LE PROBLÈME:
Reprenez, s'il vous plaît, le texte sur l'admission du fer étranger pour la construction des navires et poursuivez-le à partir de sa dernière phrase.

---------- EXTRAIT DU TEXTE ----------

Oh ! dit-on, c’est que nos constructeurs veulent être protégés. — Mais si vous voulez écouter tous les quêteurs de monopole, vous ne pourrez pas admettre le fer ; car nos propriétaires de forêts, nos maîtres de forges, nos actionnaires de mines ne sont pas très-disposés à abandonner leur part de protection. — Vous ne pouvez servir deux maîtres, il faut opter. Est-ce pour le public ou pour les constructeurs que vous êtes ministre ?

Examinons donc la question en elle-même. Elle est bien restreinte, comme on le voit. Les navires en bois, c’est-à-dire la marine actuelle tout entière est hors de cause. Il s’agit de navires en fer, d’une marine future et éventuelle. La question que nous avons à résoudre est celle-ci :

« Vaut-il mieux admettre, en franchise de droits, le fer étranger destiné à la construction des navires, ou les navires en fer eux-mêmes de construction étrangère ? »

Il serait assez curieux de voir d’abord comment elle a été traitée, au point de vue du principe prohibitif, par un journal spécial fort accrédité en ces matières, le Moniteur industriel. La libre admission du fer, pour la destination dont il s’agit, a été insinuée pour la première fois, à ma connaissance, dans un article récent de ce journal.

Il n’est pas possible de faire du régime prohibitif une satire plus naïve à la fois et plus sanglante ; et il semble que le but secret de l’auteur de cet article est de confondre et de ridiculiser ce système, en le montrant sous un aspect vraiment burlesque. Quoi ! vous convenez que notre marine marchande est chassée de tous les ports de l’Océan par la marine étrangère ! Vous en cherchez la cause ; vous trouvez que les matériaux qui entrent dans la construction de nos navires nous coûtent, dans la proportion de 300 pour 100, plus cher qu’aux Anglais ; vous établissez vous-même qu’à cette cause d’infériorité viennent s’ajouter le haut prix du combustible, l’insuffisance de l’outillage, l’inexpérience des constructeurs et des ouvriers ; vous ne disconvenez pas que c’est le régime de la prohibition qui a placé notre marine dans cette situation humiliante et ridicule, et, après tout cela, vous concluez… au maintien de ce régime !

Et remarquez comme la rapacité du monopole est habile à faire argument de tout, même des données les plus contradictoires ! Lorsque, délivré de toute concurrence, il est parvenu à créer dans le pays une industrie factice, à détourner vers un emploi onéreux les capitaux et les bras, et à couvrir ses pertes par des taxes déguisées mais réelles, quelle est la raison sur laquelle il s’appuie pour prolonger et perpétuer son existence ? Il montre ces capitaux que la liberté va détruire, ces bras qu’elle va paralyser ; et cet argument a tant de puissance qu’il n’est pas encore de ministère ou de législature qui ait osé l’affronter. « C’est un malheur, disent humblement les intérêts privilégiés, que la protection nous ait jamais été accordée. Nous comprenons qu’elle pèse lourdement sur le public. Nous avons cru, que, grâce à cette protection dont la loi a entouré notre enfance, nous parviendrions bientôt à voler de nos propres ailes, à marcher dans notre force et notre liberté. Nous nous sommes trompés. La société a partagé notre erreur. C’est elle, pour ainsi dire, qui nous a appelés à l’existence. Elle ne peut plus maintenant nous laisser mourir. Nous avons des droits acquis.

---------- ENTRÉES FOURNIES ----------

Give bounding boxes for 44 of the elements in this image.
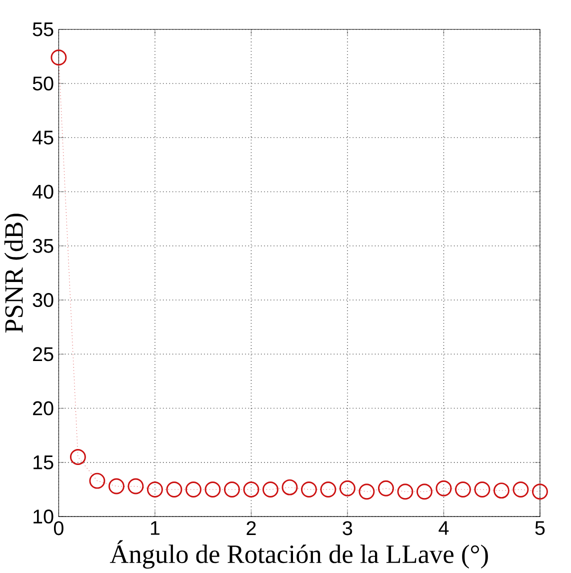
- point: [474, 482, 490, 498]
- point: [70, 449, 86, 465]
- point: [512, 482, 529, 498]
- point: [166, 482, 182, 498]
- y-tick-label: 20: [33, 401, 54, 416]
- point: [204, 482, 221, 498]
- x-axis-title: Ángulo de Rotación de la LLave (°): [110, 540, 488, 569]
- point: [358, 484, 375, 500]
- y-tick-label: 45: [32, 130, 54, 145]
- point: [89, 472, 106, 489]
- point: [436, 480, 452, 496]
- point: [50, 50, 67, 66]
- y-tick-label: 30: [32, 293, 54, 308]
- y-tick-label: 40: [32, 184, 54, 199]
- x-tick-label: 2: [246, 521, 256, 536]
- point: [108, 478, 125, 494]
- point: [397, 484, 414, 500]
- x-tick-label: 0: [54, 521, 64, 536]
- y-tick-label: 35: [32, 238, 54, 253]
- point: [340, 480, 356, 496]
- point: [532, 484, 548, 500]
- point: [378, 480, 394, 496]
- point: [243, 482, 260, 498]
- point: [128, 478, 144, 494]
- x-tick-label: 5: [535, 521, 545, 535]
- x-tick-label: 3: [342, 521, 352, 536]
- y-tick-label: 55: [32, 22, 54, 36]
- y-tick-label: 50: [32, 76, 54, 90]
- y-tick-label: 10: [34, 510, 54, 524]
- y-axis-title: PSNR (dB): [4, 214, 28, 333]
- point: [224, 482, 240, 498]
- point: [320, 482, 336, 498]
- point: [186, 482, 202, 498]
- point: [455, 482, 472, 498]
- point: [147, 482, 164, 498]
- y-tick-label: 25: [33, 347, 54, 362]
- point: [494, 482, 510, 499]
- x-tick-label: 1: [151, 521, 160, 535]
- y-tick-label: 15: [34, 456, 54, 470]
- point: [416, 484, 433, 500]
- point: [282, 479, 298, 496]
- point: [262, 482, 279, 498]
- point: [301, 482, 318, 498]
- x-tick-label: 4: [438, 521, 449, 535]
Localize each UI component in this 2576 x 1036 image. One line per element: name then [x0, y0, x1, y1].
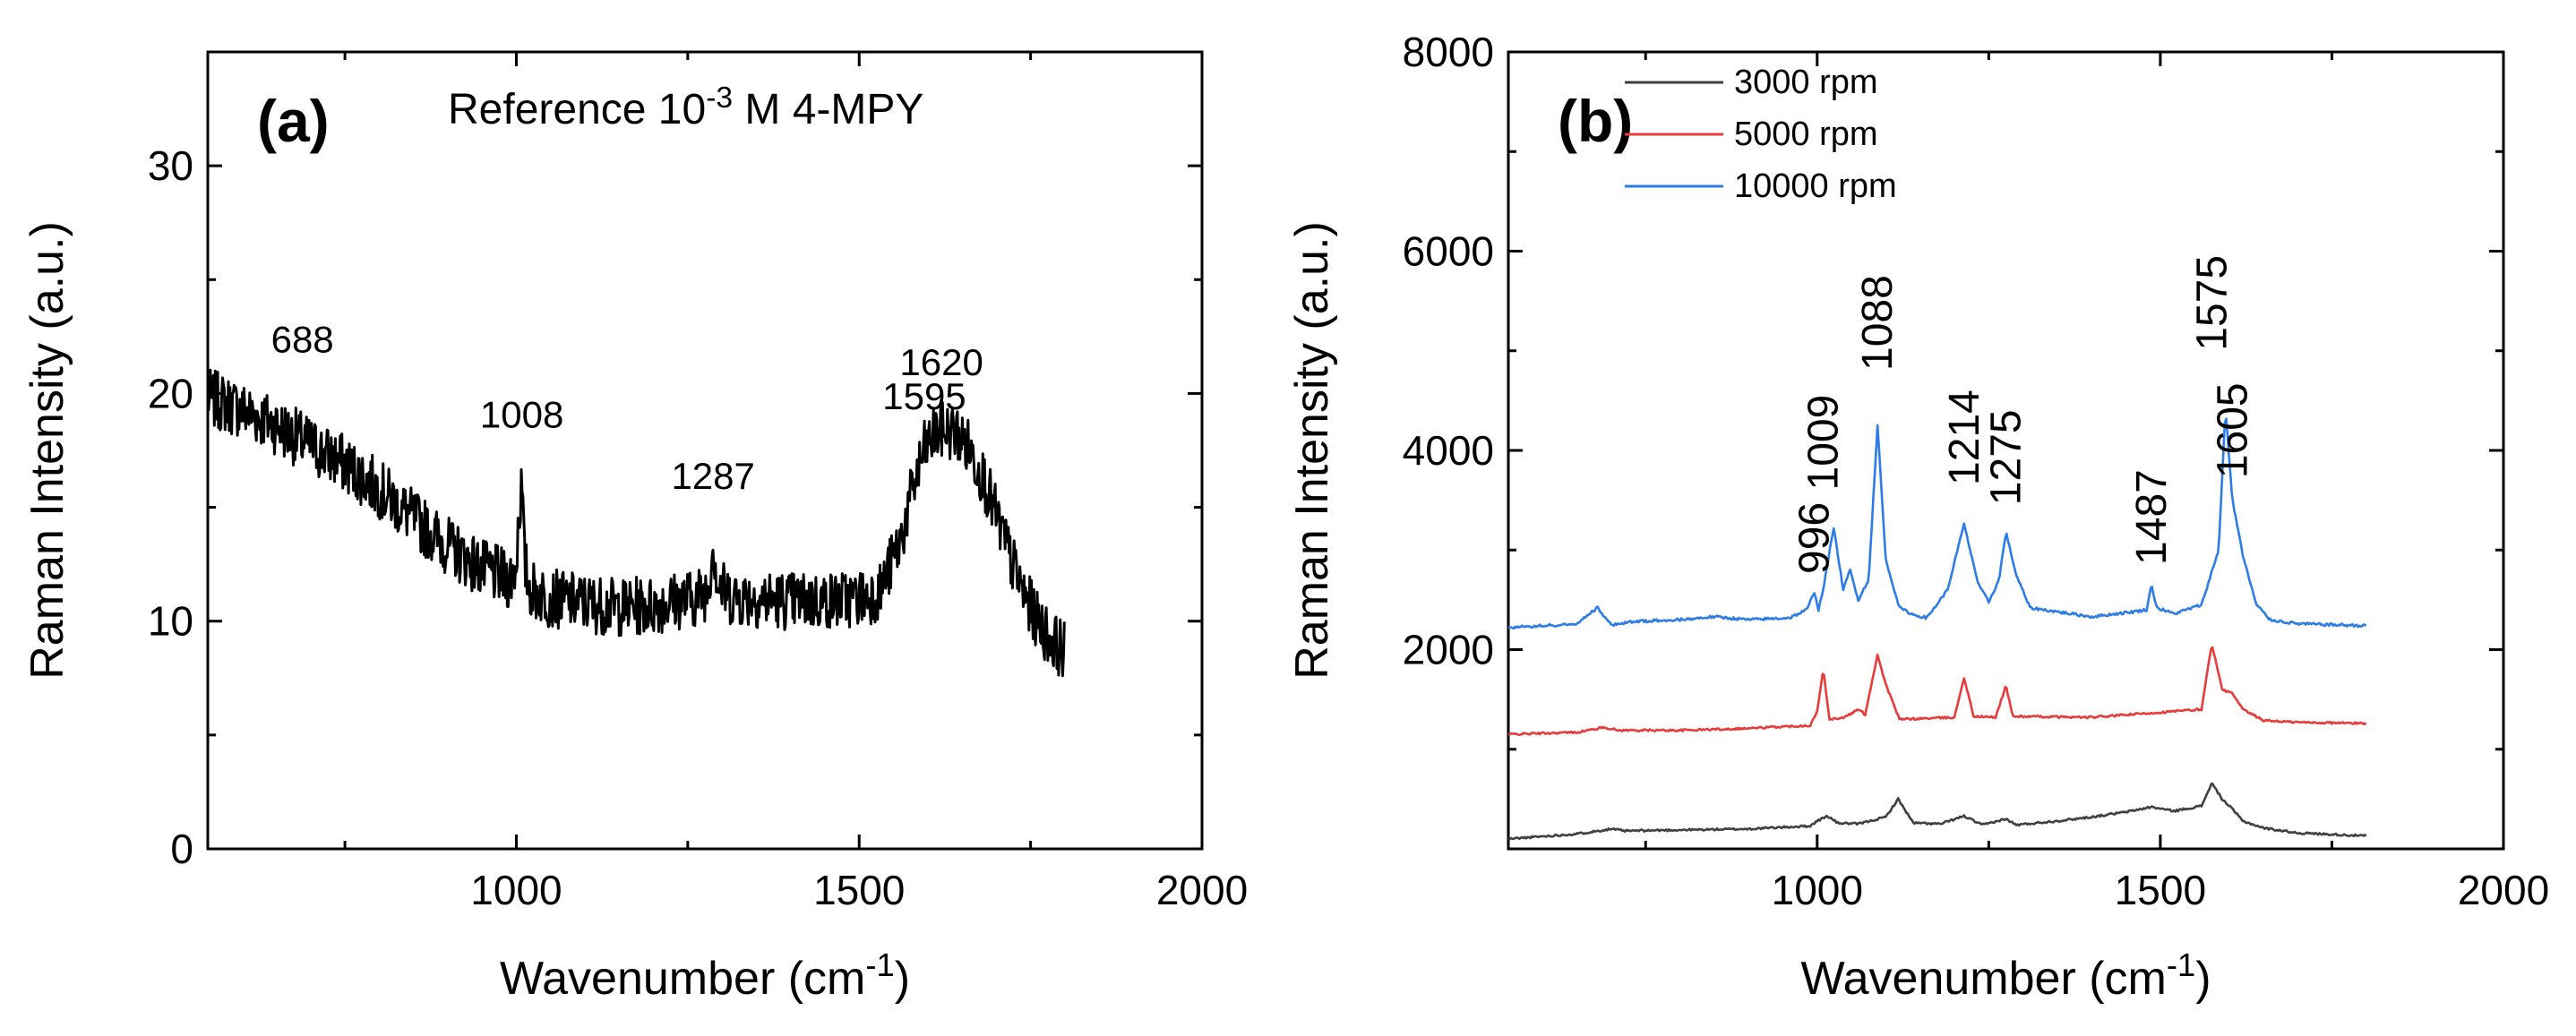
panel-label: (a) [257, 88, 330, 154]
y-tick-label: 10 [148, 598, 193, 645]
peak-label: 1575 [2188, 255, 2236, 351]
peak-label: 996 [1791, 502, 1839, 574]
y-axis-title: Raman Intensity (a.u.) [21, 221, 73, 680]
peak-label: 1287 [671, 455, 754, 497]
x-axis-title: Wavenumber (cm-1) [1800, 946, 2211, 1006]
peak-label: 1009 [1800, 395, 1848, 491]
legend-label: 3000 rpm [1734, 64, 1878, 101]
x-tick-label: 2000 [2458, 867, 2549, 913]
peak-label: 1275 [1983, 409, 2031, 505]
x-axis-title: Wavenumber (cm-1) [500, 946, 910, 1006]
series-line [206, 368, 1066, 678]
y-tick-label: 8000 [1403, 29, 1494, 75]
x-tick-label: 1500 [2115, 867, 2206, 913]
y-tick-label: 30 [148, 142, 193, 189]
y-tick-label: 20 [148, 370, 193, 416]
peak-label: 1487 [2128, 469, 2176, 565]
peak-label: 1605 [2209, 382, 2256, 478]
series-line-10000-rpm [1507, 417, 2367, 630]
chart-panel-a: 1000 1500 2000 0 10 20 30 Wavenumber (cm-1) Rama… [21, 50, 1248, 1006]
chart-title: Reference 10-3 M 4-MPY [448, 81, 923, 134]
peak-label: 688 [271, 319, 334, 361]
peak-label: 1595 [882, 375, 966, 417]
x-tick-label: 1500 [813, 867, 905, 913]
series-line-3000-rpm [1507, 782, 2367, 841]
y-tick-label: 2000 [1403, 627, 1494, 673]
y-tick-label: 6000 [1403, 228, 1494, 275]
y-tick-label: 0 [170, 826, 193, 872]
peak-label: 1620 [899, 341, 983, 383]
series-line-5000-rpm [1507, 646, 2367, 736]
peak-label: 1214 [1941, 390, 1988, 485]
legend-label: 5000 rpm [1734, 116, 1878, 153]
x-tick-label: 1000 [470, 867, 562, 913]
chart-panel-b: 1000 1500 2000 2000 4000 6000 8000 Wavenumber (… [1286, 29, 2549, 1005]
legend-label: 10000 rpm [1734, 167, 1897, 205]
y-axis-title: Raman Intensity (a.u.) [1286, 221, 1338, 680]
panel-label: (b) [1558, 88, 1633, 154]
y-tick-label: 4000 [1403, 427, 1494, 474]
peak-label: 1008 [480, 394, 563, 436]
peak-label: 1088 [1854, 275, 1902, 371]
x-tick-label: 1000 [1772, 867, 1863, 913]
plot-frame [206, 50, 1204, 851]
x-tick-label: 2000 [1156, 867, 1248, 913]
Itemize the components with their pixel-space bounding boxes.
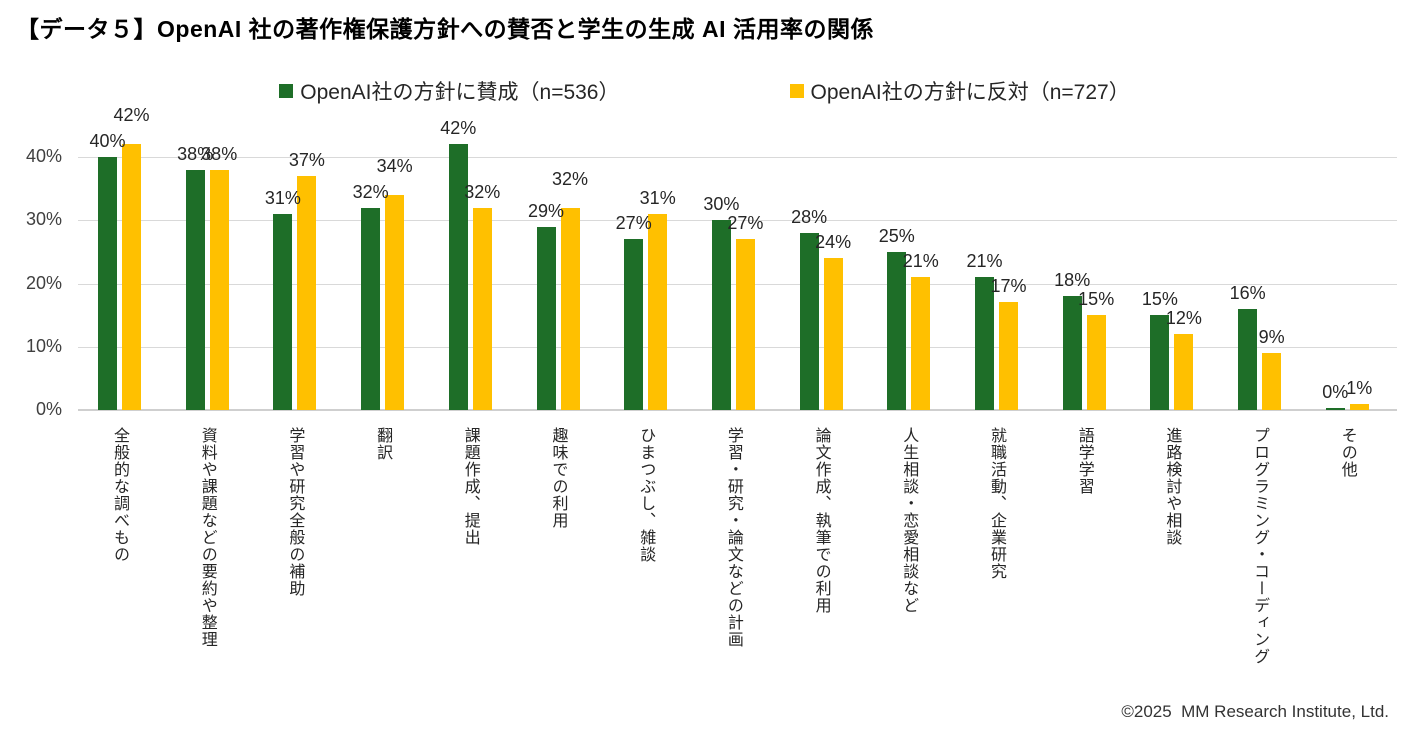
- value-label-oppose-9: 21%: [902, 251, 939, 272]
- value-label-oppose-4: 32%: [464, 181, 501, 202]
- value-label-oppose-8: 24%: [815, 232, 852, 253]
- value-label-oppose-6: 31%: [639, 187, 676, 208]
- category-label-10: 就職活動、企業研究: [988, 427, 1005, 580]
- category-label-3: 翻訳: [374, 427, 392, 461]
- bar-agree-11: [1062, 296, 1082, 410]
- bar-agree-4: [448, 144, 468, 410]
- y-axis-tick-10: 10%: [25, 335, 62, 356]
- bar-oppose-7: [735, 239, 755, 410]
- value-label-agree-5: 29%: [527, 200, 565, 221]
- legend-swatch-icon: [279, 84, 294, 98]
- bar-agree-1: [185, 169, 205, 410]
- bar-oppose-1: [209, 169, 229, 410]
- value-label-oppose-2: 37%: [288, 149, 325, 170]
- value-label-oppose-10: 17%: [990, 276, 1027, 297]
- legend-swatch-icon: [789, 84, 804, 98]
- bar-oppose-10: [999, 302, 1018, 410]
- category-label-8: 論文作成、執筆での利用: [812, 427, 830, 614]
- category-label-0: 全般的な調べもの: [111, 427, 128, 563]
- category-label-6: ひまつぶし、雑談: [637, 427, 655, 563]
- value-label-oppose-14: 1%: [1346, 377, 1373, 398]
- value-label-oppose-0: 42%: [113, 105, 150, 126]
- bar-oppose-3: [385, 194, 405, 410]
- bar-agree-0: [98, 157, 117, 410]
- category-label-9: 人生相談・恋愛相談など: [900, 427, 918, 614]
- legend-item-agree: OpenAI社の方針に賛成（n=536）: [279, 76, 620, 106]
- value-label-agree-9: 25%: [878, 225, 915, 246]
- bar-oppose-8: [823, 258, 843, 410]
- y-axis-tick-30: 30%: [25, 209, 62, 230]
- bar-oppose-0: [122, 144, 141, 410]
- legend-label: OpenAI社の方針に賛成（n=536）: [300, 81, 620, 104]
- value-label-agree-4: 42%: [440, 118, 477, 139]
- gridline-30: [78, 220, 1397, 222]
- category-label-11: 語学学習: [1075, 427, 1093, 495]
- value-label-oppose-3: 34%: [376, 155, 413, 176]
- bar-oppose-9: [911, 277, 931, 410]
- category-label-5: 趣味での利用: [549, 427, 567, 529]
- bar-oppose-11: [1086, 315, 1106, 410]
- bar-agree-8: [799, 232, 819, 410]
- bar-agree-5: [536, 226, 556, 410]
- bar-oppose-2: [297, 175, 317, 410]
- bar-agree-3: [361, 207, 381, 410]
- value-label-agree-11: 18%: [1054, 270, 1091, 291]
- value-label-agree-12: 15%: [1141, 289, 1178, 310]
- copyright-footer: ©2025 MM Research Institute, Ltd.: [1121, 702, 1389, 721]
- bar-oppose-5: [560, 207, 580, 410]
- category-label-12: 進路検討や相談: [1163, 427, 1181, 546]
- bar-agree-12: [1150, 315, 1170, 410]
- bar-agree-10: [975, 277, 994, 410]
- category-label-13: プログラミング・コーディング: [1251, 427, 1269, 665]
- bar-agree-6: [624, 239, 644, 410]
- legend: OpenAI社の方針に賛成（n=536） OpenAI社の方針に反対（n=727）: [0, 76, 1409, 106]
- category-label-7: 学習・研究・論文などの計画: [724, 427, 742, 648]
- value-label-agree-13: 16%: [1229, 282, 1266, 303]
- value-label-oppose-5: 32%: [551, 168, 589, 189]
- value-label-oppose-1: 38%: [201, 143, 238, 164]
- category-label-4: 課題作成、提出: [461, 427, 479, 546]
- bar-oppose-12: [1174, 334, 1194, 410]
- bar-oppose-6: [648, 213, 668, 410]
- category-label-1: 資料や課題などの要約や整理: [198, 427, 216, 648]
- value-label-agree-6: 27%: [615, 213, 652, 234]
- value-label-agree-8: 28%: [791, 206, 828, 227]
- value-label-agree-3: 32%: [352, 181, 389, 202]
- value-label-oppose-12: 12%: [1165, 308, 1202, 329]
- bar-agree-7: [711, 220, 731, 410]
- value-label-agree-1: 38%: [177, 143, 214, 164]
- value-label-oppose-13: 9%: [1258, 327, 1285, 348]
- value-label-agree-10: 21%: [966, 251, 1003, 272]
- y-axis-tick-0: 0%: [35, 399, 62, 419]
- value-label-oppose-7: 27%: [727, 213, 764, 234]
- value-label-agree-2: 31%: [264, 187, 301, 208]
- bar-agree-13: [1238, 308, 1258, 410]
- y-axis-tick-20: 20%: [25, 272, 62, 293]
- gridline-40: [78, 157, 1397, 158]
- bar-oppose-14: [1349, 403, 1369, 410]
- value-label-agree-0: 40%: [89, 131, 126, 151]
- bar-agree-14: [1325, 408, 1345, 410]
- bar-oppose-4: [472, 207, 492, 410]
- bar-agree-9: [887, 251, 907, 410]
- chart-title: 【データ５】OpenAI 社の著作権保護方針への賛否と学生の生成 AI 活用率の…: [16, 16, 874, 42]
- category-label-2: 学習や研究全般の補助: [286, 427, 304, 597]
- gridline-0: [78, 409, 1397, 411]
- value-label-oppose-11: 15%: [1078, 289, 1115, 310]
- bar-agree-2: [273, 213, 293, 410]
- bar-oppose-13: [1262, 353, 1282, 410]
- y-axis-tick-40: 40%: [25, 146, 62, 166]
- value-label-agree-7: 30%: [703, 194, 740, 215]
- legend-label: OpenAI社の方針に反対（n=727）: [810, 81, 1130, 104]
- category-label-14: その他: [1338, 427, 1356, 478]
- legend-item-oppose: OpenAI社の方針に反対（n=727）: [789, 76, 1130, 106]
- value-label-agree-14: 0%: [1322, 382, 1349, 402]
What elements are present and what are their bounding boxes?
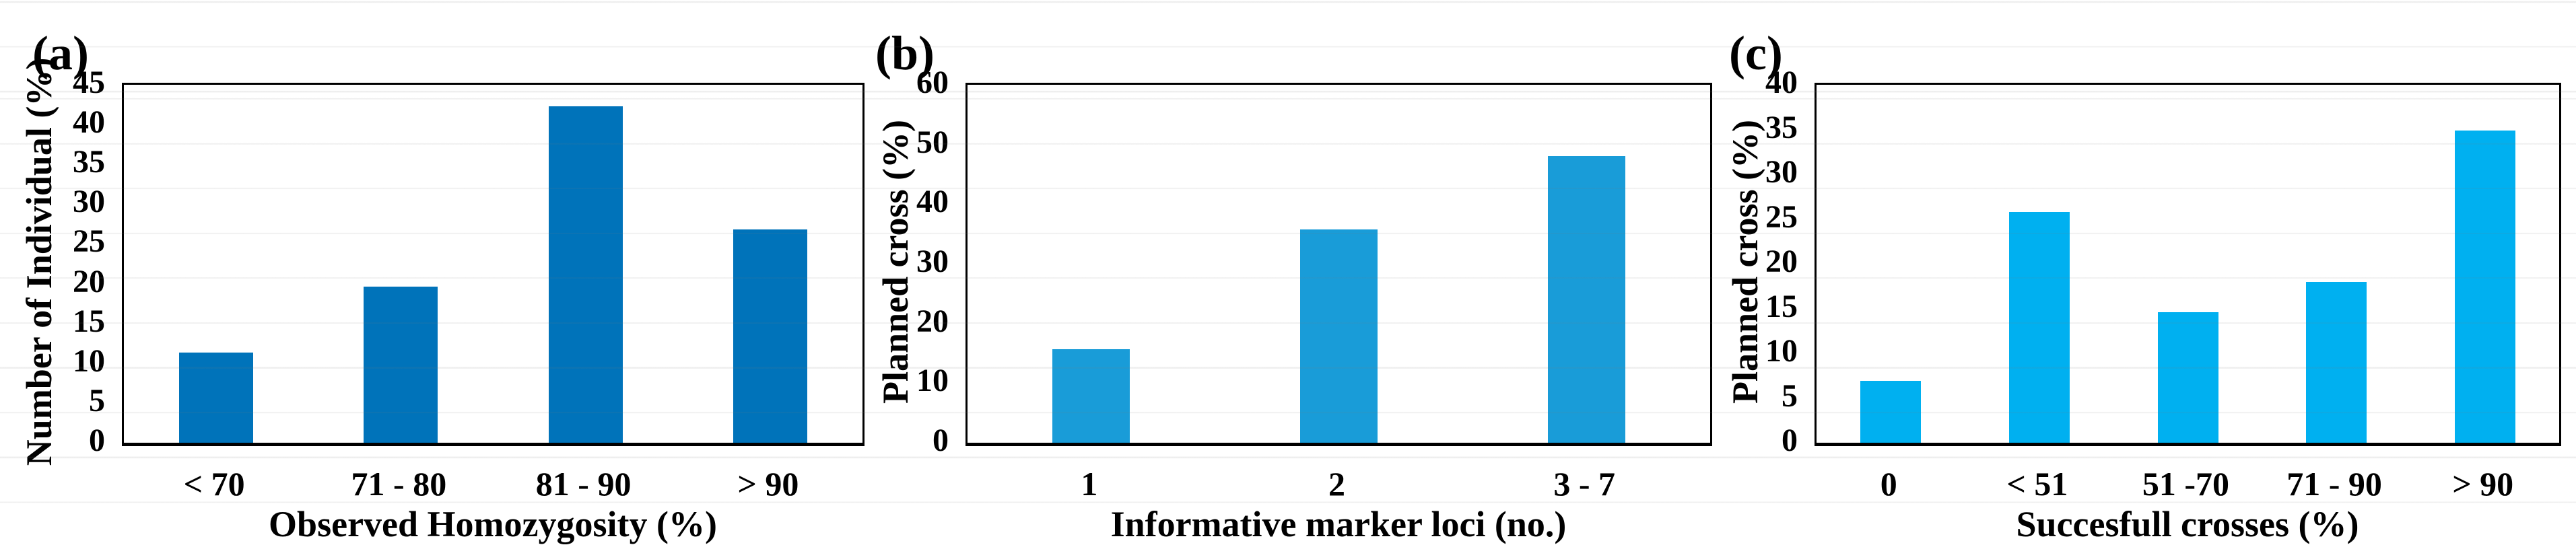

----------

RÉPONSE ATTENDUE:
Aujourd’hui ce terrible argument est pris à rebours. « Nous n’avons pas encore employé le fer à la construction des navires. Il n’y a ni bras ni capitaux engagés dans cette voie. D’ailleurs, les matériaux, le combustible, les outils, les entrepreneurs, les ouvriers nous manquent. En outre, cette branche d’industrie exige des connaissances spéciales dans les procédés de fabrication que nul ne possède, et bien peu de personnes sont en état de la naturaliser chez nous. Donc, pour l’implanter dans le pays, pour lui donner l’être, la protection est loin de suffire, c’est la prohibition absolue qu’il nous faut. »

Dites donc que ce n’est pas notre marine qui vous préoccupe, mais vos priviléges. Si sérieusement vous vouliez une marine marchande, vous laisseriez la France échanger avec l’Angleterre des vins contre des navires en fer. Ils ne reviendraient pas plus cher aux armateurs de Bordeaux qu’à ceux de Liverpool, et la concurrence serait possible.

Il est vrai que l’auteur de l’article insinue ici le moyen proposé par M. le ministre, la libre introduction du fer destiné à la construction.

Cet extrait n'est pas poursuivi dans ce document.